### Written problem
Gather each line of the records where "JSON" appears.

### Material for the task
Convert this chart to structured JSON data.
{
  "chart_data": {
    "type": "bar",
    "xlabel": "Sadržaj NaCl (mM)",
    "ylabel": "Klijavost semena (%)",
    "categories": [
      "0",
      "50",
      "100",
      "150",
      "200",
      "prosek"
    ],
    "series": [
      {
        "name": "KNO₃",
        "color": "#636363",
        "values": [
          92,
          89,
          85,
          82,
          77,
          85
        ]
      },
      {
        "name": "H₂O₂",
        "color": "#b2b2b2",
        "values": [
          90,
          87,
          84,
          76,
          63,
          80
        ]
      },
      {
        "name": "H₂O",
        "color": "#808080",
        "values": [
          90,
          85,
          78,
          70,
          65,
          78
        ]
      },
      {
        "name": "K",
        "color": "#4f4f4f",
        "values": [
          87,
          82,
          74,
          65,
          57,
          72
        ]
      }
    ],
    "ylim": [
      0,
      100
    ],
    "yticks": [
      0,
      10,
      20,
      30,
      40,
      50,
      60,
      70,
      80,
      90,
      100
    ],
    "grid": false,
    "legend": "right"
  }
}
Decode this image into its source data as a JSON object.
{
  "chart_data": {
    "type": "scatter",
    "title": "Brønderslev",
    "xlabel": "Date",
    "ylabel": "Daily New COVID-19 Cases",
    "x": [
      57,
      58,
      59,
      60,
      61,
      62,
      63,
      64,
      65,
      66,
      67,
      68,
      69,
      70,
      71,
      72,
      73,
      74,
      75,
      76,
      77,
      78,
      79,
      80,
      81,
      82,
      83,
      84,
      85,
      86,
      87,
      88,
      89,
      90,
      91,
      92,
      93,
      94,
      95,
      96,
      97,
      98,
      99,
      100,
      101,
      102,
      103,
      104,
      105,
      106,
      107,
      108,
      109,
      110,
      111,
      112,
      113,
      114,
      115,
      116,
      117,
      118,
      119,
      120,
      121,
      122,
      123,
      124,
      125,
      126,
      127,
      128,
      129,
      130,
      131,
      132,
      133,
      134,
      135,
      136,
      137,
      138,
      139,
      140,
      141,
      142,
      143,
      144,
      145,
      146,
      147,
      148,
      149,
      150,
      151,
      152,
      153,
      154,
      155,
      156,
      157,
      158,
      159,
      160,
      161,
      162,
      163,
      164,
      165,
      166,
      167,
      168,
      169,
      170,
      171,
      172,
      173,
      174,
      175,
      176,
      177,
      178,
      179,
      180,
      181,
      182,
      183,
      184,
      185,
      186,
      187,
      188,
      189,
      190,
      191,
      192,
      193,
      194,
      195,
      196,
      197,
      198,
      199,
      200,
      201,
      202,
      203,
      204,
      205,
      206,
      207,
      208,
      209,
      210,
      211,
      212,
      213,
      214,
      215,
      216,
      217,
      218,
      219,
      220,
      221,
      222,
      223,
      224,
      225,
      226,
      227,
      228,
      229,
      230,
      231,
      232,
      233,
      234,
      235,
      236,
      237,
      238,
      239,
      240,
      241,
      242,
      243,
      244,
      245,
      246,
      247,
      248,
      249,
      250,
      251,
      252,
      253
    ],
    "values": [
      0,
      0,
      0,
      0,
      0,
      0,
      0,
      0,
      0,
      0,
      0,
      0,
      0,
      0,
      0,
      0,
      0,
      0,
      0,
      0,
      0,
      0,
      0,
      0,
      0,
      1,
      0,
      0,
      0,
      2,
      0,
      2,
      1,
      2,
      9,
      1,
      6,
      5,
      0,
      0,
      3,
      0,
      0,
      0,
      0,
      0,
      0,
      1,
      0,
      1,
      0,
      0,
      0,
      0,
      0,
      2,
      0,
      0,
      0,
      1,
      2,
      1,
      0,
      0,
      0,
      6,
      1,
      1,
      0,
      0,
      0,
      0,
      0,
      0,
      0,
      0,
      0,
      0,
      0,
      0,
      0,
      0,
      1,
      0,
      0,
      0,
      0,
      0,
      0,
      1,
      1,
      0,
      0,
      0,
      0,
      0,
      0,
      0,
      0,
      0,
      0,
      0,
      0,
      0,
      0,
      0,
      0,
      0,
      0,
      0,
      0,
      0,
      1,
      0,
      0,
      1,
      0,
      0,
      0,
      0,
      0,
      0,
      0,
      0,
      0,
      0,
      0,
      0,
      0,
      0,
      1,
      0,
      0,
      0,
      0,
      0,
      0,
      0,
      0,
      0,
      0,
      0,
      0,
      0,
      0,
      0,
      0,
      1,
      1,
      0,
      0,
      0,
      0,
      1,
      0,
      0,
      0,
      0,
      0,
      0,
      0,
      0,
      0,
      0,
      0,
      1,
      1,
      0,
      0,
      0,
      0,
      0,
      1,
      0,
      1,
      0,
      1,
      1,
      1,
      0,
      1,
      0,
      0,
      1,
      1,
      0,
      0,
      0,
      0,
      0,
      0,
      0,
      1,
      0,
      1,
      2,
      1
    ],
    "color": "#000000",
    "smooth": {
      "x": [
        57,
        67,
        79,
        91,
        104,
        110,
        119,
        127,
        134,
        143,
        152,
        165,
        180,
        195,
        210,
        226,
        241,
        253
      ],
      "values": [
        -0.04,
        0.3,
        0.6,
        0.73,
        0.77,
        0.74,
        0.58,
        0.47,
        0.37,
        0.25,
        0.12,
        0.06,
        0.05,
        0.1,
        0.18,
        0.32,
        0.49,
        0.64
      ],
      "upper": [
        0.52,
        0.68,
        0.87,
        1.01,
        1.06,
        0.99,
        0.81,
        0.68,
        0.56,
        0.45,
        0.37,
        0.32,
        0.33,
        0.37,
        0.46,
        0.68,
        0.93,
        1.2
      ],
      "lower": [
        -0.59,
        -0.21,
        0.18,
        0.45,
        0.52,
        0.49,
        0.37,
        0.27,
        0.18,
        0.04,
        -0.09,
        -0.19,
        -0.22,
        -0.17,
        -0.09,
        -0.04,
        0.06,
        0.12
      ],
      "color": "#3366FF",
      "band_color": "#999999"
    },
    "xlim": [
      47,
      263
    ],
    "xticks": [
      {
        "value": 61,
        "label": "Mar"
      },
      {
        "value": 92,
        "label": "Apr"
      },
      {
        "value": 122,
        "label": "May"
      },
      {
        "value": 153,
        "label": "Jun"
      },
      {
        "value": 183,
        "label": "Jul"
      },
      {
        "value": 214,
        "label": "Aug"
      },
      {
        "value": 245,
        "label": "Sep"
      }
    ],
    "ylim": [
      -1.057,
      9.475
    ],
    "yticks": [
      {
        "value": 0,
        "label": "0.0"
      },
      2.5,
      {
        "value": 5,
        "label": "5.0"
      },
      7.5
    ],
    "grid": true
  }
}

### Exercise result
Convert this chart to structured JSON data.
Decode this image into its source data as a JSON object.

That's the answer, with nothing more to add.